# [WHAT THE TASK REQUIRES]
What is the number of lines in the data holding the word "waste"? Give that number by itself.

# [DATA SECTION]
>> start

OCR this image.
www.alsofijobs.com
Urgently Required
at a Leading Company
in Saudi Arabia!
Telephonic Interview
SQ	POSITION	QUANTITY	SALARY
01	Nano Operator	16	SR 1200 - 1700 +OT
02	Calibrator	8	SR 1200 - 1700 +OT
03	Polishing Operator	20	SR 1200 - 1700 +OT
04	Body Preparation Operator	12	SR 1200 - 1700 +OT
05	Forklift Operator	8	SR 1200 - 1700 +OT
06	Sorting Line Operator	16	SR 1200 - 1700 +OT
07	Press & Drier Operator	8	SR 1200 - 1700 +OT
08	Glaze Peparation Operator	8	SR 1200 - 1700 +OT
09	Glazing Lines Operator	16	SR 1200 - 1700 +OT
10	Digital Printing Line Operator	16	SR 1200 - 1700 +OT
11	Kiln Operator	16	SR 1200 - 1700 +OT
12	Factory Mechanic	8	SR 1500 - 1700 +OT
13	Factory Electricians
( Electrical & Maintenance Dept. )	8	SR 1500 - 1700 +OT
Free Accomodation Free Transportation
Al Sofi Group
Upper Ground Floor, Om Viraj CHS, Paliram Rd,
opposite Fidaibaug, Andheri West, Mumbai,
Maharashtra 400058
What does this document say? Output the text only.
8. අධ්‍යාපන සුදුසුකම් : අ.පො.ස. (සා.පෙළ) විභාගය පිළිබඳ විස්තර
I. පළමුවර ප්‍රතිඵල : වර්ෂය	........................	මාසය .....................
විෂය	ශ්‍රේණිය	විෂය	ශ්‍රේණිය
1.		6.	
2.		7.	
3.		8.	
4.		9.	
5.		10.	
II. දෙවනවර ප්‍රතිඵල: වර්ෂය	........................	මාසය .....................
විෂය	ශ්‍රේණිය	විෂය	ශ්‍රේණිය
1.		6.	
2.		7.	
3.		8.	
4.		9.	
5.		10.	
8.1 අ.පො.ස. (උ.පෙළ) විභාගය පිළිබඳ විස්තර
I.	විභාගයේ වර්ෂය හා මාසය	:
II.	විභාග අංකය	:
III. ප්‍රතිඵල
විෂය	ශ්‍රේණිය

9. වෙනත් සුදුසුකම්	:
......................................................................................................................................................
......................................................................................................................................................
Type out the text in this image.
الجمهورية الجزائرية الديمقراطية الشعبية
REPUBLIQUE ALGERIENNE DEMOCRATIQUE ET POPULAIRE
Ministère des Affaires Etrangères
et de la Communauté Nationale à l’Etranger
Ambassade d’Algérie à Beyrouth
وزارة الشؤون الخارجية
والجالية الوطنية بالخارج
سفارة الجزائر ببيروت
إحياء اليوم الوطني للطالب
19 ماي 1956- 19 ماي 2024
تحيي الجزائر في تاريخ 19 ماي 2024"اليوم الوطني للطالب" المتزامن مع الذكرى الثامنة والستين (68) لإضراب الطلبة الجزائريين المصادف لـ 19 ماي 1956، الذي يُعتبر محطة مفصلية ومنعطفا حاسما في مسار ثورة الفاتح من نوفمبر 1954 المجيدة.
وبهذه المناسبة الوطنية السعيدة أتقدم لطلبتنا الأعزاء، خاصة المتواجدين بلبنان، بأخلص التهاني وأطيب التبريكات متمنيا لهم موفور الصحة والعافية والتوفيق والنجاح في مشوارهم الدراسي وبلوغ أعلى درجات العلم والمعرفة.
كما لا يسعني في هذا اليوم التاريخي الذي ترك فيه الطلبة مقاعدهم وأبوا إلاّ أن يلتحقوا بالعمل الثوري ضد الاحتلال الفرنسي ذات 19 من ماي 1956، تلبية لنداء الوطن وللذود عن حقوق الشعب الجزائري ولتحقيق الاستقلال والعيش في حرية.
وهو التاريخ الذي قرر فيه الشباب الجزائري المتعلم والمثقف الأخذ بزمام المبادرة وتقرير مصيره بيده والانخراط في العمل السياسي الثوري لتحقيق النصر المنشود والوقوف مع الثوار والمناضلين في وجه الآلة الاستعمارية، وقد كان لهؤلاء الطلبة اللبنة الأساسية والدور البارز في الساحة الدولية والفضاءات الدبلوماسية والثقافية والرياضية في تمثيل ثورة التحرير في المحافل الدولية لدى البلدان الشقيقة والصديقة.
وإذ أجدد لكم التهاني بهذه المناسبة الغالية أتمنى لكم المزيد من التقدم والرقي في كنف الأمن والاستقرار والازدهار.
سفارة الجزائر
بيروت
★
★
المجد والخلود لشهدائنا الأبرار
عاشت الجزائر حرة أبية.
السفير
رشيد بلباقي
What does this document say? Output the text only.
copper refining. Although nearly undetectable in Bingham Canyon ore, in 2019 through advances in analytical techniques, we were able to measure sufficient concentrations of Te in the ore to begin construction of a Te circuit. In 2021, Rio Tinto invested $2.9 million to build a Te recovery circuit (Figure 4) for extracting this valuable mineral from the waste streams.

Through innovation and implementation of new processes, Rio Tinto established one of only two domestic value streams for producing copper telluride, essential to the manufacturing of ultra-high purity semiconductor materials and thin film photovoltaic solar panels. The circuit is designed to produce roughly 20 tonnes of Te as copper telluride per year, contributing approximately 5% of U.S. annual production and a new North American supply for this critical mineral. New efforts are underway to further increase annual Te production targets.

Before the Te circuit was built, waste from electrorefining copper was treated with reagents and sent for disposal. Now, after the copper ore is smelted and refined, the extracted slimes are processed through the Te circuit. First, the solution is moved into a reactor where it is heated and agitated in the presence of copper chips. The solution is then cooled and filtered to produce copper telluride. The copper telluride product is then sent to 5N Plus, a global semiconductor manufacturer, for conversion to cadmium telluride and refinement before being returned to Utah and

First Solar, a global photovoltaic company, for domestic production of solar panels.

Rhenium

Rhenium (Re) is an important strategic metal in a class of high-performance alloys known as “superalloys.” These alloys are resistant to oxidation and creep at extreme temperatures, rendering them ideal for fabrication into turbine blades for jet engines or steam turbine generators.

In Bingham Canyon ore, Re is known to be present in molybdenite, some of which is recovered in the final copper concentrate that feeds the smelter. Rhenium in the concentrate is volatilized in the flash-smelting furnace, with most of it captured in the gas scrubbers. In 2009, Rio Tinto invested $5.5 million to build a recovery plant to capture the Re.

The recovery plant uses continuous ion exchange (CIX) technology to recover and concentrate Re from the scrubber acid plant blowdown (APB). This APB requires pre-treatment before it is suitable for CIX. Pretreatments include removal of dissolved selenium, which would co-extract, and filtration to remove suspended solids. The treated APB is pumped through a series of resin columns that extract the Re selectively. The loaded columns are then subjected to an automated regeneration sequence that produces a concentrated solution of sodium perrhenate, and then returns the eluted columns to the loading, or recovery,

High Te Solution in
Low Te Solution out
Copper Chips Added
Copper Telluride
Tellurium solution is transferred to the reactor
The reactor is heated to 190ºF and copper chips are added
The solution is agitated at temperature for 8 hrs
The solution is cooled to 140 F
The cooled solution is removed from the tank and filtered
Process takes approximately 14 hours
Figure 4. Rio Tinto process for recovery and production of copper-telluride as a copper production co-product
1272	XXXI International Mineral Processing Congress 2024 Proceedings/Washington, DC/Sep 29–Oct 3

>> end

# [WRITTEN RESPONSE]
2